* _Data supplied_:
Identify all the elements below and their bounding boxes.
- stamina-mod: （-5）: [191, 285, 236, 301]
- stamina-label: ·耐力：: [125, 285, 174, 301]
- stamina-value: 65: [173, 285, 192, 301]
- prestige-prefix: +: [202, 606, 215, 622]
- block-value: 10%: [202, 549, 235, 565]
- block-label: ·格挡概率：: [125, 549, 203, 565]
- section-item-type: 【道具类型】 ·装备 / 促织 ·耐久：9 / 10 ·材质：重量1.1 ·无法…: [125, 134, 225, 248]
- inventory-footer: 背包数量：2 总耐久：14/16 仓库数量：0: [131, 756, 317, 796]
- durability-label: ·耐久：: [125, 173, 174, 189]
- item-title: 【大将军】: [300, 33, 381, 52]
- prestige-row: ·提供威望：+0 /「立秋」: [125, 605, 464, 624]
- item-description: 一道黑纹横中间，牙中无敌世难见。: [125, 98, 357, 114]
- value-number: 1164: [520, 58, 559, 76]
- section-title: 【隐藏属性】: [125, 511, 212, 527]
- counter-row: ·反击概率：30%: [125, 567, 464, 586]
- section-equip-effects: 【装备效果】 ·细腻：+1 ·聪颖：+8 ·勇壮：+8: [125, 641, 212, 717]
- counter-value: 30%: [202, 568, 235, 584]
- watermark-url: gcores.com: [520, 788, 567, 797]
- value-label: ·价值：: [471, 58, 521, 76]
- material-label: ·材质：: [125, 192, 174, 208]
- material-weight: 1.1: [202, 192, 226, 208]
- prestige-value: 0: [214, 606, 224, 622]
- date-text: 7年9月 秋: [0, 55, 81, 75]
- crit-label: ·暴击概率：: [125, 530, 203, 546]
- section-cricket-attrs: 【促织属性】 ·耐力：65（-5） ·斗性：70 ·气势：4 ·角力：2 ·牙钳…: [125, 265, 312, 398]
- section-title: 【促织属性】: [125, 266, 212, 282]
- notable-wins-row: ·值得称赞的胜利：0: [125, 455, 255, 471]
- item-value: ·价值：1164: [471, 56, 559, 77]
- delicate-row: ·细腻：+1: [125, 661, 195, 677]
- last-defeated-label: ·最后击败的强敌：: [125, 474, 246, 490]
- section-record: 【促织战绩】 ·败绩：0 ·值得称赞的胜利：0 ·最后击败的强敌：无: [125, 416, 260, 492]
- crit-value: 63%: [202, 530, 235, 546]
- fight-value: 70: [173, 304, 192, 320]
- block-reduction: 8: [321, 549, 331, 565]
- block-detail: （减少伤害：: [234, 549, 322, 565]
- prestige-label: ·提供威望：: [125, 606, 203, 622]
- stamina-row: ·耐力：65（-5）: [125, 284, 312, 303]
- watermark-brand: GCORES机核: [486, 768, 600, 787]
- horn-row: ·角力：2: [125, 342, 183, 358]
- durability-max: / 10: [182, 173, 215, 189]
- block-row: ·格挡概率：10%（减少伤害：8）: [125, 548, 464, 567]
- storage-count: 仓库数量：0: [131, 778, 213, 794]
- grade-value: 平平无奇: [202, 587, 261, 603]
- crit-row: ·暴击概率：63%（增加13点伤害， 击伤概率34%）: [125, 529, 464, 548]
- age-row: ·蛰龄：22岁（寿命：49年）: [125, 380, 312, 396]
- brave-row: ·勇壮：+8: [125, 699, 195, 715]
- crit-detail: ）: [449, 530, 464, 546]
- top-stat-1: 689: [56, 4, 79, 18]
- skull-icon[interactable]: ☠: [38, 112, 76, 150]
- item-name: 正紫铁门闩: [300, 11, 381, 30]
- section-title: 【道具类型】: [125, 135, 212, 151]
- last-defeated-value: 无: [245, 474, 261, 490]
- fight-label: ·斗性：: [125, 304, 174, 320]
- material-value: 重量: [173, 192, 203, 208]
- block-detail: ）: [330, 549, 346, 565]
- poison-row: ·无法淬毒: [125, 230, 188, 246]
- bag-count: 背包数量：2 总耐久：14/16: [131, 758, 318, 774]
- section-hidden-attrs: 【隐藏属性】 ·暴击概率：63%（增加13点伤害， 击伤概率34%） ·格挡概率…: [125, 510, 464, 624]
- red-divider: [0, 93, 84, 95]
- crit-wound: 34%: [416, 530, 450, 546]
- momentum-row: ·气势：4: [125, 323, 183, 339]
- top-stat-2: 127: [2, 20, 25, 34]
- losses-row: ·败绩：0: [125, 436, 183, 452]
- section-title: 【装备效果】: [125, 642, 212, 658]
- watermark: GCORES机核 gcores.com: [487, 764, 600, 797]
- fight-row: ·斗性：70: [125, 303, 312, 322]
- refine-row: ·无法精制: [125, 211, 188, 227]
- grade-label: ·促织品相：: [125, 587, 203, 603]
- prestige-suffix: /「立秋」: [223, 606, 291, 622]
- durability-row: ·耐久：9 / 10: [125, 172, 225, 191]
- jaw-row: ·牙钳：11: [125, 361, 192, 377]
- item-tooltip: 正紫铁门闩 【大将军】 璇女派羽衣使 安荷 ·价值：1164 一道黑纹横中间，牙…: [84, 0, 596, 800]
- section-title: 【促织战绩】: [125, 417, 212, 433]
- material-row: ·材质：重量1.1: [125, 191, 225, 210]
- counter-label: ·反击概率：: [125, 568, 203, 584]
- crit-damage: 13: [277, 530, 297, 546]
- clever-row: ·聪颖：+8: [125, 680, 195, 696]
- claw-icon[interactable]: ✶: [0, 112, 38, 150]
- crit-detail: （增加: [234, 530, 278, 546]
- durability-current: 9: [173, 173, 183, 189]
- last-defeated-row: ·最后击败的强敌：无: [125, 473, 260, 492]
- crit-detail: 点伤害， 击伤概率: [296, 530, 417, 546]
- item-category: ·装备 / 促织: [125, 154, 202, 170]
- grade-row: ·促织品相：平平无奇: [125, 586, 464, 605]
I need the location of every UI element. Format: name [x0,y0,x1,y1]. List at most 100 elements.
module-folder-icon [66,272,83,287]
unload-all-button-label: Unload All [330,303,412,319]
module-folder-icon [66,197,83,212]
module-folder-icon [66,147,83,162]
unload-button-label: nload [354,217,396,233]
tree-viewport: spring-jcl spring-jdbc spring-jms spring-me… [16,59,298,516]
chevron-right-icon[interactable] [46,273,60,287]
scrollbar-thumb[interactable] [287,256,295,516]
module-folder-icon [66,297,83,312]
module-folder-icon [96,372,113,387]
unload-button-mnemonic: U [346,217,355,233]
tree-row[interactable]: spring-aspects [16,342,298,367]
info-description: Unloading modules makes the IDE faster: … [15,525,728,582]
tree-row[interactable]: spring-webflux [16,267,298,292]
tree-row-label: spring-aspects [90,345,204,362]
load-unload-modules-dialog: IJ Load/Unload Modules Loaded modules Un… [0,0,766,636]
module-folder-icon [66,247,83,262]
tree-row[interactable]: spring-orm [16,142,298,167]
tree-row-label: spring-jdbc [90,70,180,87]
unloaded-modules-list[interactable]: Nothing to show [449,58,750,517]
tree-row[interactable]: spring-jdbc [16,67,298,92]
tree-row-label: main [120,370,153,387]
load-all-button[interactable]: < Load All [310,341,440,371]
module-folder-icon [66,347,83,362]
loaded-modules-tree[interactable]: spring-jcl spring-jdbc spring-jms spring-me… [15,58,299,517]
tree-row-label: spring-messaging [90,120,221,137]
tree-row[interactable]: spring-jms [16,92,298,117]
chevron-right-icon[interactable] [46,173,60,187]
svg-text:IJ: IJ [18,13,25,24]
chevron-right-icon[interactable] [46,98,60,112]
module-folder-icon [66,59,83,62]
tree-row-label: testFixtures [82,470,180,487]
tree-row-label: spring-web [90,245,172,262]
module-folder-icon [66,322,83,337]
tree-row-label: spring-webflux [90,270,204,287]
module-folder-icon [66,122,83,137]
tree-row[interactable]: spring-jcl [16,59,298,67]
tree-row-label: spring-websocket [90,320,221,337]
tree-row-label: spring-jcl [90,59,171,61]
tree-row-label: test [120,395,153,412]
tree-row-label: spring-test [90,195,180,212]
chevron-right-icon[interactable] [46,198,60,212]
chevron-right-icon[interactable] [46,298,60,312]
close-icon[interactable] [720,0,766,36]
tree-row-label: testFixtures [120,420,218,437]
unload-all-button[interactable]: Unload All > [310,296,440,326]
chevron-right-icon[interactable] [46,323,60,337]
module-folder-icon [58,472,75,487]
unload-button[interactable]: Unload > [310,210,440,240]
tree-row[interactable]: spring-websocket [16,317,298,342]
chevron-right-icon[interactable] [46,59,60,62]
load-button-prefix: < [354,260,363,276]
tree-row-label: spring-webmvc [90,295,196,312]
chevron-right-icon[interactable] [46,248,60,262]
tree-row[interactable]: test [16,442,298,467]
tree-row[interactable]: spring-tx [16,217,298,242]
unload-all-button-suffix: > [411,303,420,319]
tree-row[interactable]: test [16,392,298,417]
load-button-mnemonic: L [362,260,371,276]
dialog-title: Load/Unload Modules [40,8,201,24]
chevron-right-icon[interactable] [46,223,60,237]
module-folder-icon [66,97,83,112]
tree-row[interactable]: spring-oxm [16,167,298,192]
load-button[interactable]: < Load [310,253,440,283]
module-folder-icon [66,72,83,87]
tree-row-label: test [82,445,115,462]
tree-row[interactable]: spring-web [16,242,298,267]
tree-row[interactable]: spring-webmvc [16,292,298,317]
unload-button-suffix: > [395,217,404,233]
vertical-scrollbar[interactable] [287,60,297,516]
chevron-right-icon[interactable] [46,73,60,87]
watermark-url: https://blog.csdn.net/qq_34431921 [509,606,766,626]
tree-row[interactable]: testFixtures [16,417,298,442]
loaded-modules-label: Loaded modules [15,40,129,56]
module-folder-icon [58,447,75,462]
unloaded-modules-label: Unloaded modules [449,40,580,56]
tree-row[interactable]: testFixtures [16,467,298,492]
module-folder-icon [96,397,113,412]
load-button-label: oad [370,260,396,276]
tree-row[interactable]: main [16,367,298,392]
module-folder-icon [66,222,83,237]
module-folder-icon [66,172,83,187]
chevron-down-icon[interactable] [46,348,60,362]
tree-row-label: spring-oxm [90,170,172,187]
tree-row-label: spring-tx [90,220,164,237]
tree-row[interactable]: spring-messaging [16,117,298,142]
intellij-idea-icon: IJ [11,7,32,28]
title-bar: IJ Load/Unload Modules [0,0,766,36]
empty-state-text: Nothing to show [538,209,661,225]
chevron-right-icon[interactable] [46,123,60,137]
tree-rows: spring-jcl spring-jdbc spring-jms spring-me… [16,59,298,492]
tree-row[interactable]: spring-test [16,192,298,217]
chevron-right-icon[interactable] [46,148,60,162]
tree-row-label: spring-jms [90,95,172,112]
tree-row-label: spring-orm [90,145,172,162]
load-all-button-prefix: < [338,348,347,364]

* _Directions for this task_: Reproduce the entries word for word, from the first line at the very start through the line containing "- block-value: 10%: [202, 549, 235, 565]", including both of those lines.

* _Result for this exercise_:
Identify all the elements below and their bounding boxes.
- stamina-mod: （-5）: [191, 285, 236, 301]
- stamina-label: ·耐力：: [125, 285, 174, 301]
- stamina-value: 65: [173, 285, 192, 301]
- prestige-prefix: +: [202, 606, 215, 622]
- block-value: 10%: [202, 549, 235, 565]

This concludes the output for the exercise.